Directions:
Omit the pictures and return every entry exactly as written.

Records shown:
******************************

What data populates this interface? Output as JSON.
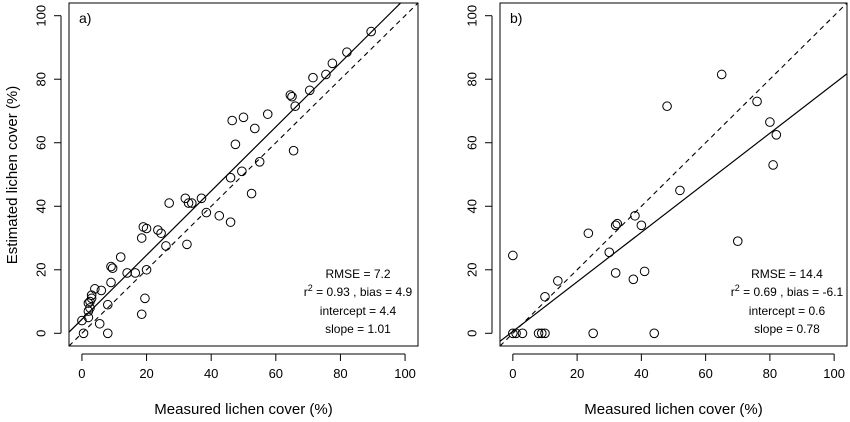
{
  "figure": {
    "ylabel": "Estimated lichen cover (%)"
  },
  "chart_data": [
    {
      "type": "scatter",
      "panel_label": "a)",
      "xlabel": "Measured lichen cover (%)",
      "ylabel": "Estimated lichen cover (%)",
      "xlim": [
        -4,
        104
      ],
      "ylim": [
        -4,
        104
      ],
      "xticks": [
        0,
        20,
        40,
        60,
        80,
        100
      ],
      "yticks": [
        0,
        20,
        40,
        60,
        80,
        100
      ],
      "grid": false,
      "points": [
        [
          0.5,
          0
        ],
        [
          0,
          4
        ],
        [
          2,
          5
        ],
        [
          2,
          7
        ],
        [
          2.5,
          8
        ],
        [
          2.5,
          10
        ],
        [
          3,
          11
        ],
        [
          2,
          9.5
        ],
        [
          3,
          12
        ],
        [
          4,
          14
        ],
        [
          5.5,
          3
        ],
        [
          6,
          13.5
        ],
        [
          8,
          0
        ],
        [
          8,
          9
        ],
        [
          9,
          16
        ],
        [
          9,
          21
        ],
        [
          9.5,
          20.5
        ],
        [
          12,
          24
        ],
        [
          14,
          19
        ],
        [
          16.5,
          19
        ],
        [
          18.5,
          6
        ],
        [
          19.5,
          11
        ],
        [
          20,
          20
        ],
        [
          18.5,
          30
        ],
        [
          19,
          33.5
        ],
        [
          20,
          33
        ],
        [
          23.5,
          32.5
        ],
        [
          24.5,
          31.5
        ],
        [
          26,
          27.5
        ],
        [
          27,
          41
        ],
        [
          32,
          42.5
        ],
        [
          33,
          41
        ],
        [
          34,
          41
        ],
        [
          32.5,
          28
        ],
        [
          37,
          42.5
        ],
        [
          38.5,
          38
        ],
        [
          42.5,
          37
        ],
        [
          46,
          35
        ],
        [
          46,
          49
        ],
        [
          46.5,
          67
        ],
        [
          47.5,
          59.5
        ],
        [
          49.5,
          51
        ],
        [
          50,
          68
        ],
        [
          52.5,
          44
        ],
        [
          53.5,
          64.5
        ],
        [
          55,
          54
        ],
        [
          57.5,
          69
        ],
        [
          64.5,
          75
        ],
        [
          65,
          74.5
        ],
        [
          65.5,
          57.5
        ],
        [
          66,
          71.5
        ],
        [
          70.5,
          76.5
        ],
        [
          71.5,
          80.5
        ],
        [
          75.5,
          81.5
        ],
        [
          77.5,
          85
        ],
        [
          82,
          88.5
        ],
        [
          89.5,
          95
        ]
      ],
      "fit_line": {
        "intercept": 4.4,
        "slope": 1.01
      },
      "identity_line": {
        "intercept": 0,
        "slope": 1
      },
      "stats": {
        "rmse": "RMSE = 7.2",
        "r2_prefix": "r",
        "r2_sup": "2",
        "r2_rest": " = 0.93 , bias = 4.9",
        "intercept": "intercept = 4.4",
        "slope": "slope = 1.01"
      }
    },
    {
      "type": "scatter",
      "panel_label": "b)",
      "xlabel": "Measured lichen cover (%)",
      "ylabel": "",
      "xlim": [
        -4,
        104
      ],
      "ylim": [
        -4,
        104
      ],
      "xticks": [
        0,
        20,
        40,
        60,
        80,
        100
      ],
      "yticks": [
        0,
        20,
        40,
        60,
        80,
        100
      ],
      "grid": false,
      "points": [
        [
          0,
          24.5
        ],
        [
          0,
          0
        ],
        [
          1,
          0
        ],
        [
          3,
          0
        ],
        [
          8,
          0
        ],
        [
          9,
          0
        ],
        [
          10,
          0
        ],
        [
          10,
          11.5
        ],
        [
          14,
          16.5
        ],
        [
          23.5,
          31.5
        ],
        [
          25,
          0
        ],
        [
          30,
          25.5
        ],
        [
          32,
          34
        ],
        [
          32.5,
          34.5
        ],
        [
          32,
          19
        ],
        [
          37.5,
          17
        ],
        [
          38,
          37
        ],
        [
          40,
          34
        ],
        [
          41,
          19.5
        ],
        [
          44,
          0
        ],
        [
          48,
          71.5
        ],
        [
          52,
          45
        ],
        [
          65,
          81.5
        ],
        [
          70,
          29
        ],
        [
          76,
          73
        ],
        [
          80,
          66.5
        ],
        [
          81,
          53
        ],
        [
          82,
          62.5
        ]
      ],
      "fit_line": {
        "intercept": 0.6,
        "slope": 0.78
      },
      "identity_line": {
        "intercept": 0,
        "slope": 1
      },
      "stats": {
        "rmse": "RMSE = 14.4",
        "r2_prefix": "r",
        "r2_sup": "2",
        "r2_rest": " = 0.69 , bias = -6.1",
        "intercept": "intercept = 0.6",
        "slope": "slope = 0.78"
      }
    }
  ]
}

******************************

Expected answer:
What data populates this interface? Output as JSON.
{
  "figure": {
    "ylabel": "Estimated lichen cover (%)"
  },
  "chart_data": [
    {
      "type": "scatter",
      "panel_label": "a)",
      "xlabel": "Measured lichen cover (%)",
      "ylabel": "Estimated lichen cover (%)",
      "xlim": [
        -4,
        104
      ],
      "ylim": [
        -4,
        104
      ],
      "xticks": [
        0,
        20,
        40,
        60,
        80,
        100
      ],
      "yticks": [
        0,
        20,
        40,
        60,
        80,
        100
      ],
      "grid": false,
      "points": [
        [
          0.5,
          0
        ],
        [
          0,
          4
        ],
        [
          2,
          5
        ],
        [
          2,
          7
        ],
        [
          2.5,
          8
        ],
        [
          2.5,
          10
        ],
        [
          3,
          11
        ],
        [
          2,
          9.5
        ],
        [
          3,
          12
        ],
        [
          4,
          14
        ],
        [
          5.5,
          3
        ],
        [
          6,
          13.5
        ],
        [
          8,
          0
        ],
        [
          8,
          9
        ],
        [
          9,
          16
        ],
        [
          9,
          21
        ],
        [
          9.5,
          20.5
        ],
        [
          12,
          24
        ],
        [
          14,
          19
        ],
        [
          16.5,
          19
        ],
        [
          18.5,
          6
        ],
        [
          19.5,
          11
        ],
        [
          20,
          20
        ],
        [
          18.5,
          30
        ],
        [
          19,
          33.5
        ],
        [
          20,
          33
        ],
        [
          23.5,
          32.5
        ],
        [
          24.5,
          31.5
        ],
        [
          26,
          27.5
        ],
        [
          27,
          41
        ],
        [
          32,
          42.5
        ],
        [
          33,
          41
        ],
        [
          34,
          41
        ],
        [
          32.5,
          28
        ],
        [
          37,
          42.5
        ],
        [
          38.5,
          38
        ],
        [
          42.5,
          37
        ],
        [
          46,
          35
        ],
        [
          46,
          49
        ],
        [
          46.5,
          67
        ],
        [
          47.5,
          59.5
        ],
        [
          49.5,
          51
        ],
        [
          50,
          68
        ],
        [
          52.5,
          44
        ],
        [
          53.5,
          64.5
        ],
        [
          55,
          54
        ],
        [
          57.5,
          69
        ],
        [
          64.5,
          75
        ],
        [
          65,
          74.5
        ],
        [
          65.5,
          57.5
        ],
        [
          66,
          71.5
        ],
        [
          70.5,
          76.5
        ],
        [
          71.5,
          80.5
        ],
        [
          75.5,
          81.5
        ],
        [
          77.5,
          85
        ],
        [
          82,
          88.5
        ],
        [
          89.5,
          95
        ]
      ],
      "fit_line": {
        "intercept": 4.4,
        "slope": 1.01
      },
      "identity_line": {
        "intercept": 0,
        "slope": 1
      },
      "stats": {
        "rmse": "RMSE = 7.2",
        "r2_prefix": "r",
        "r2_sup": "2",
        "r2_rest": " = 0.93 , bias = 4.9",
        "intercept": "intercept = 4.4",
        "slope": "slope = 1.01"
      }
    },
    {
      "type": "scatter",
      "panel_label": "b)",
      "xlabel": "Measured lichen cover (%)",
      "ylabel": "",
      "xlim": [
        -4,
        104
      ],
      "ylim": [
        -4,
        104
      ],
      "xticks": [
        0,
        20,
        40,
        60,
        80,
        100
      ],
      "yticks": [
        0,
        20,
        40,
        60,
        80,
        100
      ],
      "grid": false,
      "points": [
        [
          0,
          24.5
        ],
        [
          0,
          0
        ],
        [
          1,
          0
        ],
        [
          3,
          0
        ],
        [
          8,
          0
        ],
        [
          9,
          0
        ],
        [
          10,
          0
        ],
        [
          10,
          11.5
        ],
        [
          14,
          16.5
        ],
        [
          23.5,
          31.5
        ],
        [
          25,
          0
        ],
        [
          30,
          25.5
        ],
        [
          32,
          34
        ],
        [
          32.5,
          34.5
        ],
        [
          32,
          19
        ],
        [
          37.5,
          17
        ],
        [
          38,
          37
        ],
        [
          40,
          34
        ],
        [
          41,
          19.5
        ],
        [
          44,
          0
        ],
        [
          48,
          71.5
        ],
        [
          52,
          45
        ],
        [
          65,
          81.5
        ],
        [
          70,
          29
        ],
        [
          76,
          73
        ],
        [
          80,
          66.5
        ],
        [
          81,
          53
        ],
        [
          82,
          62.5
        ]
      ],
      "fit_line": {
        "intercept": 0.6,
        "slope": 0.78
      },
      "identity_line": {
        "intercept": 0,
        "slope": 1
      },
      "stats": {
        "rmse": "RMSE = 14.4",
        "r2_prefix": "r",
        "r2_sup": "2",
        "r2_rest": " = 0.69 , bias = -6.1",
        "intercept": "intercept = 0.6",
        "slope": "slope = 0.78"
      }
    }
  ]
}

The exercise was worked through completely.